GIVEN PROBLEM → Find each line holding "icon" and copy it out.

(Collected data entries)
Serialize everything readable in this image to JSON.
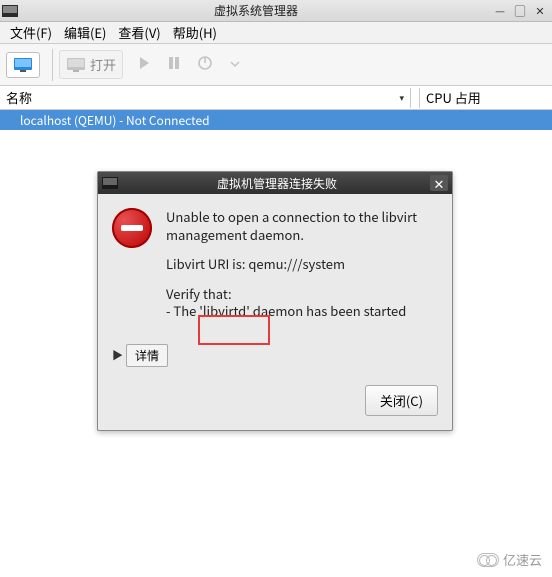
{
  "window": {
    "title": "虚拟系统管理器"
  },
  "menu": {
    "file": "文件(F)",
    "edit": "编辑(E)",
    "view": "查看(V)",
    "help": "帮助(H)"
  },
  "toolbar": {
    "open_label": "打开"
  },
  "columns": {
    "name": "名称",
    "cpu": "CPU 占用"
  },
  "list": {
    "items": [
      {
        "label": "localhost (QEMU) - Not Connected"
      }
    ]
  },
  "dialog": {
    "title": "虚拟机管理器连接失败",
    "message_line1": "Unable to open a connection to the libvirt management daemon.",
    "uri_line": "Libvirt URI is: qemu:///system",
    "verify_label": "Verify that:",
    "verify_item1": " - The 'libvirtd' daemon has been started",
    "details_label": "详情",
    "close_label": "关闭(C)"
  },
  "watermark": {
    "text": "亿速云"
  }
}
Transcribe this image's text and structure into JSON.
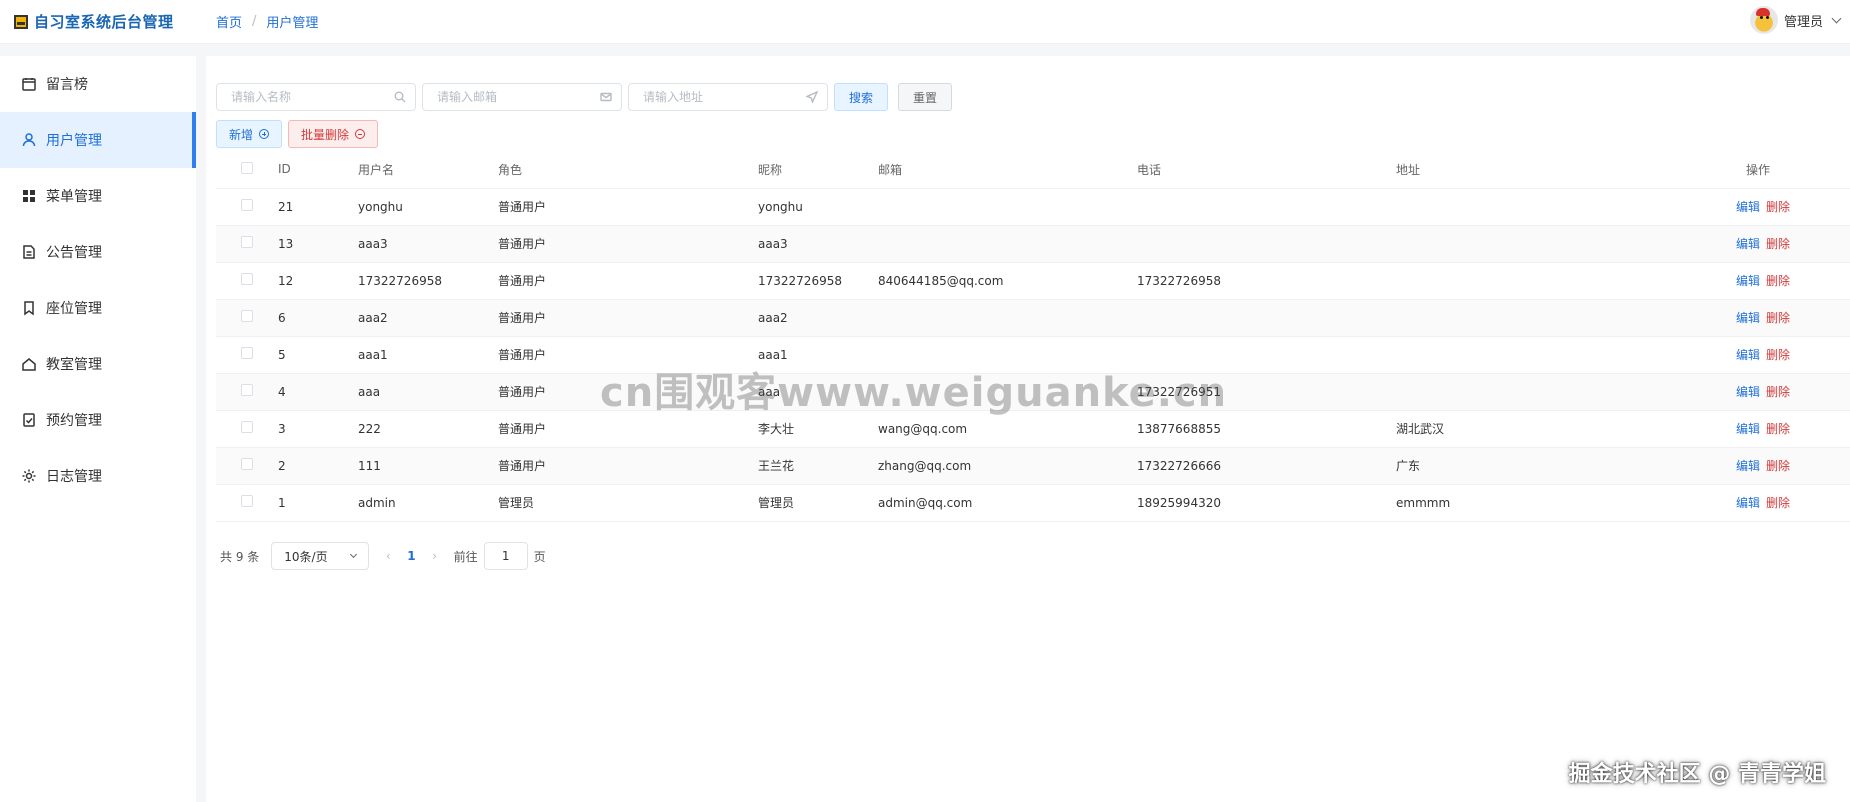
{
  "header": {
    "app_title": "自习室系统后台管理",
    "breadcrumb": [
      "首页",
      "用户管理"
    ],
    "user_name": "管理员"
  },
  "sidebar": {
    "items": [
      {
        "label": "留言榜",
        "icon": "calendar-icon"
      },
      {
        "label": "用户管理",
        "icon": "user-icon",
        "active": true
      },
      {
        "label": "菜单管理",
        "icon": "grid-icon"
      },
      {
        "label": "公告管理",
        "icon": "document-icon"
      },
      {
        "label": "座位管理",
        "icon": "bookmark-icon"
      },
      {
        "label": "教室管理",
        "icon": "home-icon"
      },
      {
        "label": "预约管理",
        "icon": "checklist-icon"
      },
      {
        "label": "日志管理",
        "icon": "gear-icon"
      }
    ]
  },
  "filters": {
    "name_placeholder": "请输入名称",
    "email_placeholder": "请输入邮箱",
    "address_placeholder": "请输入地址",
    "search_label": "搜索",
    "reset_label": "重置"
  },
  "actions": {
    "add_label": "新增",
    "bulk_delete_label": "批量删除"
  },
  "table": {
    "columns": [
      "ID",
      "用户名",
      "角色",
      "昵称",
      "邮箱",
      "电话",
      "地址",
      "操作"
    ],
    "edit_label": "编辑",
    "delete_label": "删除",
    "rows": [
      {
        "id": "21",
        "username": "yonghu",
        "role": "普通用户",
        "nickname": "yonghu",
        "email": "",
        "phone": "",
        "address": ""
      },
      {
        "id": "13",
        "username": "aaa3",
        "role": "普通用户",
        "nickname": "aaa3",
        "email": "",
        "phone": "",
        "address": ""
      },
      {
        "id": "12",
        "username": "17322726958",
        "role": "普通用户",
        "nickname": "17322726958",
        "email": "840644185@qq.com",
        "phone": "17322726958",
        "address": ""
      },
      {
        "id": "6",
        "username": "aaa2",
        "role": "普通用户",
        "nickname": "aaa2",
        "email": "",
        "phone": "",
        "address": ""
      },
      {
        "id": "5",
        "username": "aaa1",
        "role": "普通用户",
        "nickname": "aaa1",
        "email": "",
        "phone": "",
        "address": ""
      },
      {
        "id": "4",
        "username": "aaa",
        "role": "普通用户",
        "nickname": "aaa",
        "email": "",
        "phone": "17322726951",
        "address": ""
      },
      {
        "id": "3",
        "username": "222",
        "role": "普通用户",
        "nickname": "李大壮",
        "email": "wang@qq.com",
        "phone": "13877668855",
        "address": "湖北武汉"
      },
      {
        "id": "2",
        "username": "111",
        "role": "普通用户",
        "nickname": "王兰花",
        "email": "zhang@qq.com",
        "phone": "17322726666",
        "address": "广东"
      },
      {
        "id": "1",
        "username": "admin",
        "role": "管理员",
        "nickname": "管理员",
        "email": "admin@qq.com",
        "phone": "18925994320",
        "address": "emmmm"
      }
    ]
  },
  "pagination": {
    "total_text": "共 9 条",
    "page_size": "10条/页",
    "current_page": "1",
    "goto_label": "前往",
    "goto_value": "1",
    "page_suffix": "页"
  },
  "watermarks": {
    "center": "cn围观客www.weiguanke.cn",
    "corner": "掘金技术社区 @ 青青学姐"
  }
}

OUTPUT BELOW →
        "icon": "calendar-icon"
        "icon": "user-icon",
        "icon": "grid-icon"
        "icon": "document-icon"
        "icon": "bookmark-icon"
        "icon": "home-icon"
        "icon": "checklist-icon"
        "icon": "gear-icon"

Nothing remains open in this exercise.